-- Written problem --
Do any lines in the data below contain "wheel"? If so, copy every one of them.

----

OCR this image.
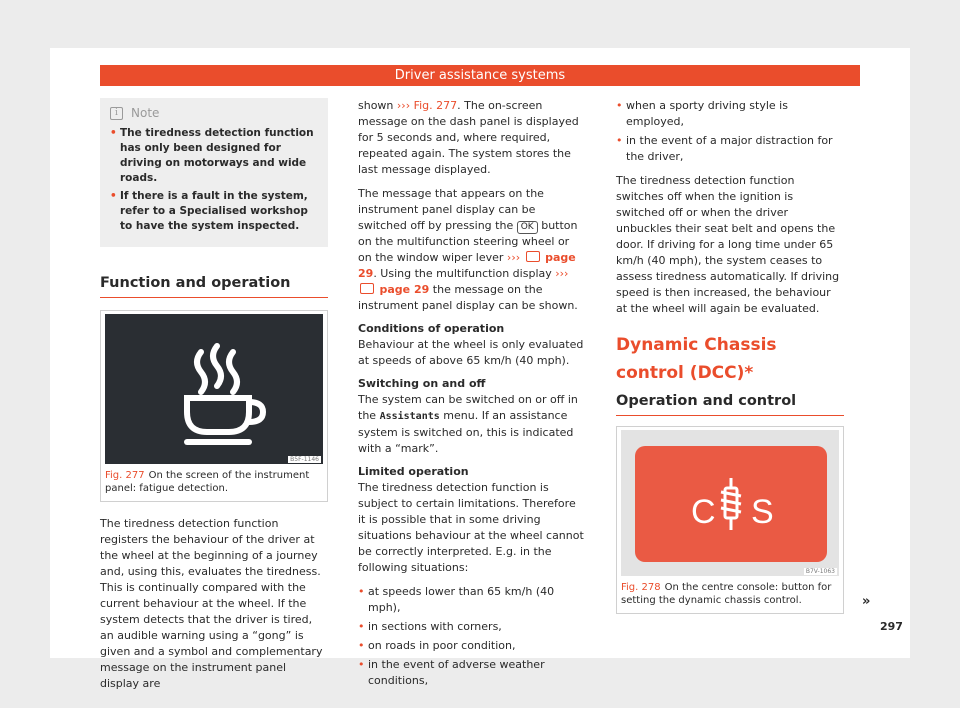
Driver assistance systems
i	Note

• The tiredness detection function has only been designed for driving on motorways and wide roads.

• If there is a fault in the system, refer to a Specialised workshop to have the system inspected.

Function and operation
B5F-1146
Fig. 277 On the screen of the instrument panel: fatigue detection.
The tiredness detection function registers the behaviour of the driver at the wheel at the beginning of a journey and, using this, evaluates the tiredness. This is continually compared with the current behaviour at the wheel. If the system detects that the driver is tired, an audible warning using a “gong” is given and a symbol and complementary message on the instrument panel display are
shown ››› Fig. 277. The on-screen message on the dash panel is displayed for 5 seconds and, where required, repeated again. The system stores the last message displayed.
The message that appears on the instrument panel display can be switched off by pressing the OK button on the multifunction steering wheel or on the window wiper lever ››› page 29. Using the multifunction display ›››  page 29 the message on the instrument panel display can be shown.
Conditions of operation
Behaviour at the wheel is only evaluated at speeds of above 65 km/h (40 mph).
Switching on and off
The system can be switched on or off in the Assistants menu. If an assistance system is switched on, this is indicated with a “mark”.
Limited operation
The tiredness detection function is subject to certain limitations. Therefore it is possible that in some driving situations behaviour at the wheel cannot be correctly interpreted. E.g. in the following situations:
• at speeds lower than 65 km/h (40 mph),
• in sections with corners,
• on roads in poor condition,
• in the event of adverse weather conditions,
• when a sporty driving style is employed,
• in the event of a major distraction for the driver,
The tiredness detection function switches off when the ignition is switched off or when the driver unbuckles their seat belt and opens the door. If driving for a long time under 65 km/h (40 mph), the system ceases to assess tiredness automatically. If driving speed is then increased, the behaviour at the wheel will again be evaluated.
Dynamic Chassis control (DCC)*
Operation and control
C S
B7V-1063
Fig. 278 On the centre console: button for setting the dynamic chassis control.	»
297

----

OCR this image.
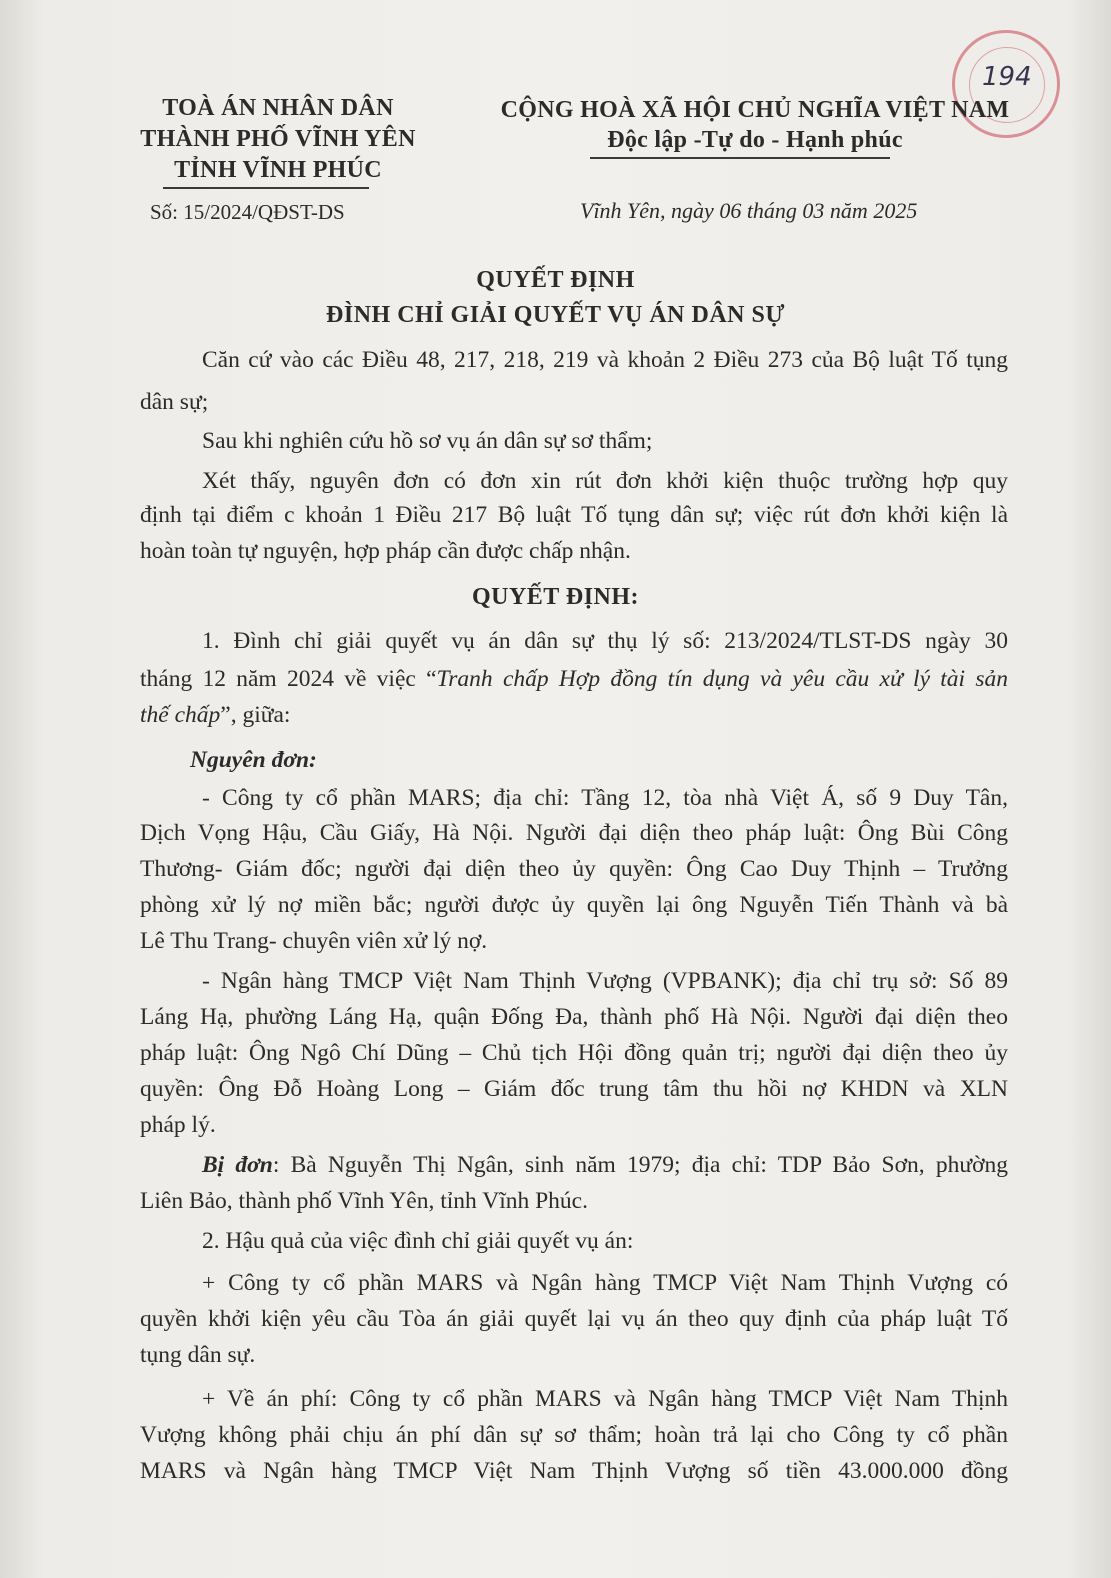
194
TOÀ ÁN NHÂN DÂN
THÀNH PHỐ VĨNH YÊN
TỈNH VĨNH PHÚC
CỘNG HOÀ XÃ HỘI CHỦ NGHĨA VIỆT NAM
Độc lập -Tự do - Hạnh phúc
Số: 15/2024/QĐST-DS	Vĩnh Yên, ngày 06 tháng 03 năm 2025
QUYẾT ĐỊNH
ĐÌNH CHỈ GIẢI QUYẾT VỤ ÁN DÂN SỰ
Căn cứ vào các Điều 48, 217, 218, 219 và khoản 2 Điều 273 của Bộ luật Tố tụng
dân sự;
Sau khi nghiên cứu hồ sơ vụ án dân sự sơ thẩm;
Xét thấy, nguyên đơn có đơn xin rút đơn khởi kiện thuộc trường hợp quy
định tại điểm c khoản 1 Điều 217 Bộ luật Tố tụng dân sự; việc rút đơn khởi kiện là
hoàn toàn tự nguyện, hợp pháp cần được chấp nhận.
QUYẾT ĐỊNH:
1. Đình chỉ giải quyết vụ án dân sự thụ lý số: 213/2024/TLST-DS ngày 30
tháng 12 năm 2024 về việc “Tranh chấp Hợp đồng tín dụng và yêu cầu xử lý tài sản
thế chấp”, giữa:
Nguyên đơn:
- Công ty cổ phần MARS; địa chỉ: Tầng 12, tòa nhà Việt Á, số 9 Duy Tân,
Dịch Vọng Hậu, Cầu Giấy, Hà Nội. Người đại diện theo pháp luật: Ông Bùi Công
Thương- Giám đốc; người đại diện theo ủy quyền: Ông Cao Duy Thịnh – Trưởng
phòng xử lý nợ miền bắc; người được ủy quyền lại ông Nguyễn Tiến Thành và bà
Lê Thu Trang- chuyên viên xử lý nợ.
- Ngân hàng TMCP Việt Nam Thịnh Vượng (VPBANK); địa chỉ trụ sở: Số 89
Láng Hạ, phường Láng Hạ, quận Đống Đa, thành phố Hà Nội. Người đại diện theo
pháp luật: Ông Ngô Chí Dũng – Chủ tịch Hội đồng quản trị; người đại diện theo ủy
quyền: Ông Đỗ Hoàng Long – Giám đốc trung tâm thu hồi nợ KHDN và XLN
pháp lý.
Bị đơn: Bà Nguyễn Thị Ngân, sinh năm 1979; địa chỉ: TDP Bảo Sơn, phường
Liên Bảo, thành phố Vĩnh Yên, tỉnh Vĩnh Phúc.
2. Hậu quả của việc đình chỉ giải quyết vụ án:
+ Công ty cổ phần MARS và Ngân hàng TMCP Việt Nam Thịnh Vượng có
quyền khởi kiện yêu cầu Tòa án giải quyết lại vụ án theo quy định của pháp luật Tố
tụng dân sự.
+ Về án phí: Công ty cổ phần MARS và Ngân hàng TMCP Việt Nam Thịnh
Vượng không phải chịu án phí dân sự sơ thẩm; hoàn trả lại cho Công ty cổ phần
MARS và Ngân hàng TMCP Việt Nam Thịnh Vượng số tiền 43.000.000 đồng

----

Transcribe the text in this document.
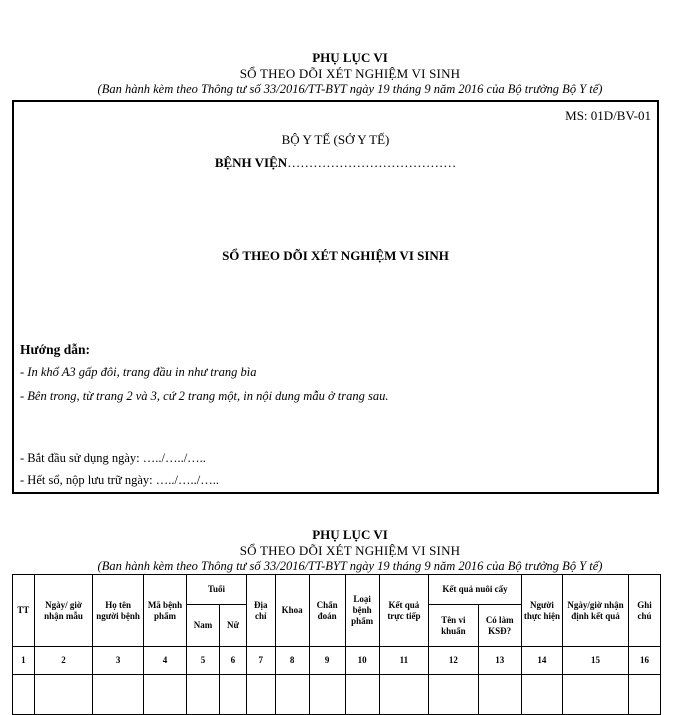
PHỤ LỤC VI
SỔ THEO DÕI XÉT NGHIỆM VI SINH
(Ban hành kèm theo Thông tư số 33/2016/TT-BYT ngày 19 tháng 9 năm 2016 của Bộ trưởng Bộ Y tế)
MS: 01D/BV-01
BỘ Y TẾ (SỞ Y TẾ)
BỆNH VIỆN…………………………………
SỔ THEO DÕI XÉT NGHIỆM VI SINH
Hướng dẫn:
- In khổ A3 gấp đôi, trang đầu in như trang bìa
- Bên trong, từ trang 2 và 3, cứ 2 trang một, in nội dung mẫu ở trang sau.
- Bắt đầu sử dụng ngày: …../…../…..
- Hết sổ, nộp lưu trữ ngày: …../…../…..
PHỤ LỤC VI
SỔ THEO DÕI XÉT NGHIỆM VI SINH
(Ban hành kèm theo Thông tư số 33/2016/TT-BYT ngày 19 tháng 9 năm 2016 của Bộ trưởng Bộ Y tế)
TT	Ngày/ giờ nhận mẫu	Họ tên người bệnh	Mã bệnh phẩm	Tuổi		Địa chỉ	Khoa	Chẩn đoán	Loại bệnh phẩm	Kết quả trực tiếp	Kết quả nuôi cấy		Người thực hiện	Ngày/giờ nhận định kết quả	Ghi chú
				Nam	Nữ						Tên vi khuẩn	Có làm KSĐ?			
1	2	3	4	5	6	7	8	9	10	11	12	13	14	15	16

----

-- Task response --
The tiredness detection function registers the behaviour of the driver at the wheel at the beginning of a journey and, using this, evaluates the tiredness. This is continually compared with the current behaviour at the wheel. If the system detects that the driver is tired, an audible warning using a “gong” is given and a symbol and complementary message on the instrument panel display are
The message that appears on the instrument panel display can be switched off by pressing the OK button on the multifunction steering wheel or on the window wiper lever ››› page 29. Using the multifunction display ›››  page 29 the message on the instrument panel display can be shown.
Behaviour at the wheel is only evaluated at speeds of above 65 km/h (40 mph).
The tiredness detection function is subject to certain limitations. Therefore it is possible that in some driving situations behaviour at the wheel cannot be correctly interpreted. E.g. in the following situations:
The tiredness detection function switches off when the ignition is switched off or when the driver unbuckles their seat belt and opens the door. If driving for a long time under 65 km/h (40 mph), the system ceases to assess tiredness automatically. If driving speed is then increased, the behaviour at the wheel will again be evaluated.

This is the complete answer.